Problem to work on: What is the number of lines that include the word "ylabel"? Provide only that figure.

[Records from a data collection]

## BEGIN

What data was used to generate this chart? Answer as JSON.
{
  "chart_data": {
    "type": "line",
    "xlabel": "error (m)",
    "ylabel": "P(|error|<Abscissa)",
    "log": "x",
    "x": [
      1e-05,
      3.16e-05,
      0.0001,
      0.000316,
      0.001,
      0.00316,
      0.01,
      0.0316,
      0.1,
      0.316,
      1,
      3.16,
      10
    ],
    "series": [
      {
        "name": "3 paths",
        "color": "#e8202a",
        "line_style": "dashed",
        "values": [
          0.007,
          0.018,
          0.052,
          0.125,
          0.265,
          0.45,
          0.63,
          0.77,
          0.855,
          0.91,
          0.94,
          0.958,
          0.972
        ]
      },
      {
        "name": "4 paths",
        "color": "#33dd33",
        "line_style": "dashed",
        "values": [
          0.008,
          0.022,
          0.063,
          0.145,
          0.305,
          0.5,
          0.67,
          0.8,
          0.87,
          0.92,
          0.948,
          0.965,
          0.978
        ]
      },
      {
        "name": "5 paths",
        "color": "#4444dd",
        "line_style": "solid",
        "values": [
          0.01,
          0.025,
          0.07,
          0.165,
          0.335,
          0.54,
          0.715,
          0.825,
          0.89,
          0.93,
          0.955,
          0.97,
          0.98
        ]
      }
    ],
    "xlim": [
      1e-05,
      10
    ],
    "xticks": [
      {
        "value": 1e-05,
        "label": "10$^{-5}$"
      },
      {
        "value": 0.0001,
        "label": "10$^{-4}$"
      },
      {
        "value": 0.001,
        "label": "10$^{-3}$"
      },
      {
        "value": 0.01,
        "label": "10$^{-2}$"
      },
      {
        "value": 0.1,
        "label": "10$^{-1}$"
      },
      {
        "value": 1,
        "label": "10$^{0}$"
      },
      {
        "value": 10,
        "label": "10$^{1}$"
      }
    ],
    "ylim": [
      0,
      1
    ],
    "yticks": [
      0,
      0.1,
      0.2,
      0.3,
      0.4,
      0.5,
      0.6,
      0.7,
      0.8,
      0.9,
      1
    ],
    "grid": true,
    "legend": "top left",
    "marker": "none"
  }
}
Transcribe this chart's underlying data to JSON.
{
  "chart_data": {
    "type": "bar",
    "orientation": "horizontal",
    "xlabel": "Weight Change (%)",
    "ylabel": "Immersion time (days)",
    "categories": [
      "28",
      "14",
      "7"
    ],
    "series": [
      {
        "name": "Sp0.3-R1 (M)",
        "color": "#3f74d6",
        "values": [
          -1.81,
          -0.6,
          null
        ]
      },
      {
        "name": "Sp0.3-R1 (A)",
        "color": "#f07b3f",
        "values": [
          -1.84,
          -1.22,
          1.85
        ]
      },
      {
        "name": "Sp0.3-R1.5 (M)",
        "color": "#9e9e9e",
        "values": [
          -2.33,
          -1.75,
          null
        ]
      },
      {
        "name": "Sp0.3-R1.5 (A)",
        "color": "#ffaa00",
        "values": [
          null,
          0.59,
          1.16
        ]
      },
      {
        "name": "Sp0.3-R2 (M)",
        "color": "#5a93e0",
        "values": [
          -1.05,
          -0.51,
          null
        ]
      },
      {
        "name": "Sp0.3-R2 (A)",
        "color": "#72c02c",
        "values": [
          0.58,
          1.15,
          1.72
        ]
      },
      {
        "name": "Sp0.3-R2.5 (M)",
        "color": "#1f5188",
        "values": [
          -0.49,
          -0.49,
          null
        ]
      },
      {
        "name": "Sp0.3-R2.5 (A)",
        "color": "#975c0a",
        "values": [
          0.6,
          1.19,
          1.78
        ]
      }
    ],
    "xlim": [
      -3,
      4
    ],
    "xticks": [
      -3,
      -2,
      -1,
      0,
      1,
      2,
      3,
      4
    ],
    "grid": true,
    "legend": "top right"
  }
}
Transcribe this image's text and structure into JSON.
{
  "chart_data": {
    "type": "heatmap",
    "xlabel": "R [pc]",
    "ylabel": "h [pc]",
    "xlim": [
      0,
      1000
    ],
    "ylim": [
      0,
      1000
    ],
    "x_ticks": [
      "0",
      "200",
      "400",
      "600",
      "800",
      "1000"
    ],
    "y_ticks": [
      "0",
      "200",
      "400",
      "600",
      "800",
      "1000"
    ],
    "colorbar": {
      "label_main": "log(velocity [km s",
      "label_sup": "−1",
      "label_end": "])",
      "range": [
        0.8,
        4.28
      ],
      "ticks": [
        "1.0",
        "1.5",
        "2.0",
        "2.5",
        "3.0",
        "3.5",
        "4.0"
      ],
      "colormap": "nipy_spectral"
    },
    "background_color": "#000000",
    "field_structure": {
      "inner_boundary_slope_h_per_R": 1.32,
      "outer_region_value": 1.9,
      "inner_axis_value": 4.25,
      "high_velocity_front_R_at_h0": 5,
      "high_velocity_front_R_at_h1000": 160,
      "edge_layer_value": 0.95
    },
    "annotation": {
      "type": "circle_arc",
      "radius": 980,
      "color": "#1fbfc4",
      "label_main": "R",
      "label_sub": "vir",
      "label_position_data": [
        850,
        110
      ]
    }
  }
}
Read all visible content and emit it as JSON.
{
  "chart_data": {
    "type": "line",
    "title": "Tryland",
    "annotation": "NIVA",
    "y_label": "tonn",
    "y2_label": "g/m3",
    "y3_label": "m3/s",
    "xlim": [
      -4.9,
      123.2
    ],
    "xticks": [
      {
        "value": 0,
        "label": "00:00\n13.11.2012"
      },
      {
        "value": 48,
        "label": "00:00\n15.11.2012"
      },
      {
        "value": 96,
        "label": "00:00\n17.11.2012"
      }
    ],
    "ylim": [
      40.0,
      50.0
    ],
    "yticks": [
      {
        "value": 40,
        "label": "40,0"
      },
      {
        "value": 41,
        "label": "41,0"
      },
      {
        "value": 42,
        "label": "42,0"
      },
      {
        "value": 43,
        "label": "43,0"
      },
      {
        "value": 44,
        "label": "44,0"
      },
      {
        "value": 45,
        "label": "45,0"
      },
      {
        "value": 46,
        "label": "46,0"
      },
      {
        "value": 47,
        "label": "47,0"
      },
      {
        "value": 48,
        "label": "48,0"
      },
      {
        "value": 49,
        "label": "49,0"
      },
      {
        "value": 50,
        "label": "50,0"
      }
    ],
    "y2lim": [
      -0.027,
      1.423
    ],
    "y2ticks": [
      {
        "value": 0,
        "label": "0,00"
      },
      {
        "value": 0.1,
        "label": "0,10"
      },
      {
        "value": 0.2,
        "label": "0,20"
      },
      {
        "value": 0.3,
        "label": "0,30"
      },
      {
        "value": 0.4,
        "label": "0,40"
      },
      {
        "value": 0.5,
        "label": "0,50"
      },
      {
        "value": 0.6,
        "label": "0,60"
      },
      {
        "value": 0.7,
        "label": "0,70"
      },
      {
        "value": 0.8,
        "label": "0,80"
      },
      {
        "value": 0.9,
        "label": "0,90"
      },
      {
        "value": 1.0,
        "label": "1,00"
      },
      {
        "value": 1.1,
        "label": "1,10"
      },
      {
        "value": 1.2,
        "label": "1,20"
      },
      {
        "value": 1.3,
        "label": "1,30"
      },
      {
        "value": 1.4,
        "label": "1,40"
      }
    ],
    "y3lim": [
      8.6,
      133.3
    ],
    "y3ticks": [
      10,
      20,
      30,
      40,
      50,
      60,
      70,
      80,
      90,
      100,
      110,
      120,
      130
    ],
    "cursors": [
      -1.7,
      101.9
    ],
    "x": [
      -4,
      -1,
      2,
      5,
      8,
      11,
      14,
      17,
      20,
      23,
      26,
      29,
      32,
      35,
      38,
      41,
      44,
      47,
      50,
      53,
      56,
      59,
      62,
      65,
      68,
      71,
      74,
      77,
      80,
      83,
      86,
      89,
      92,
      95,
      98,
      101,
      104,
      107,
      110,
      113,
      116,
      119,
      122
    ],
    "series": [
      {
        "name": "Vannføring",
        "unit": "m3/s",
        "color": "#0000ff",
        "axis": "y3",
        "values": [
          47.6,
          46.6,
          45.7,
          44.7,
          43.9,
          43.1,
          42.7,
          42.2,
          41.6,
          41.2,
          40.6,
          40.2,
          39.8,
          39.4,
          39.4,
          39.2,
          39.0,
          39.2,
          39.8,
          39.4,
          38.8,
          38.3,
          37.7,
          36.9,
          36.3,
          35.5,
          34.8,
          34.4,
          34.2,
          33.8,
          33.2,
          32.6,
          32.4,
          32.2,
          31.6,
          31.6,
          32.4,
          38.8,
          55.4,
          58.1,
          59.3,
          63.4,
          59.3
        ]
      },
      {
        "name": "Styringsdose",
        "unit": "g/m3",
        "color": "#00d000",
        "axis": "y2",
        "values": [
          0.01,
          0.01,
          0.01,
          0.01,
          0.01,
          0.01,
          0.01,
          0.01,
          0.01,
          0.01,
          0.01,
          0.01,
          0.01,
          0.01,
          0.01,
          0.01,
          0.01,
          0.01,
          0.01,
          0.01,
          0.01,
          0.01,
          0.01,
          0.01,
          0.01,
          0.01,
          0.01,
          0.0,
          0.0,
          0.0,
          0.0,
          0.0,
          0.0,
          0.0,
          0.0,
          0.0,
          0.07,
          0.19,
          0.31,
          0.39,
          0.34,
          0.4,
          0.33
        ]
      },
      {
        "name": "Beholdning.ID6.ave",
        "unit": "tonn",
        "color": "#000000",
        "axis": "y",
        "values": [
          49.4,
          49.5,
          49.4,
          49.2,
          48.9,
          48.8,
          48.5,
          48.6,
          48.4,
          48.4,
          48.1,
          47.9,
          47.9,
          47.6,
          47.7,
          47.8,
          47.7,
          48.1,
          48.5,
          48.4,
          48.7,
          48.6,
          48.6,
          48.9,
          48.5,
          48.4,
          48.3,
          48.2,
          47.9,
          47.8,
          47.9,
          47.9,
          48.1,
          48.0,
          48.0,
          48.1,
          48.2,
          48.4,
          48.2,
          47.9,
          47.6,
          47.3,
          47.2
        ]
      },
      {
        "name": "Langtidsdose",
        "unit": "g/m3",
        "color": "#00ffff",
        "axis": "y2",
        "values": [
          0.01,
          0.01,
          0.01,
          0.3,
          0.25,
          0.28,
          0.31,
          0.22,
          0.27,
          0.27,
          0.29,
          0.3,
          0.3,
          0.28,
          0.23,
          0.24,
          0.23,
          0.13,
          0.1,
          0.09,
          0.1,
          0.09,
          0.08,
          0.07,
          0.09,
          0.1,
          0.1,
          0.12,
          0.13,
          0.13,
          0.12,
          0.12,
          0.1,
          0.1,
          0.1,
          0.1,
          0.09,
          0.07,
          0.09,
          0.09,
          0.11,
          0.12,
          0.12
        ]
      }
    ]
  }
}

## END

Response for this exercise: 3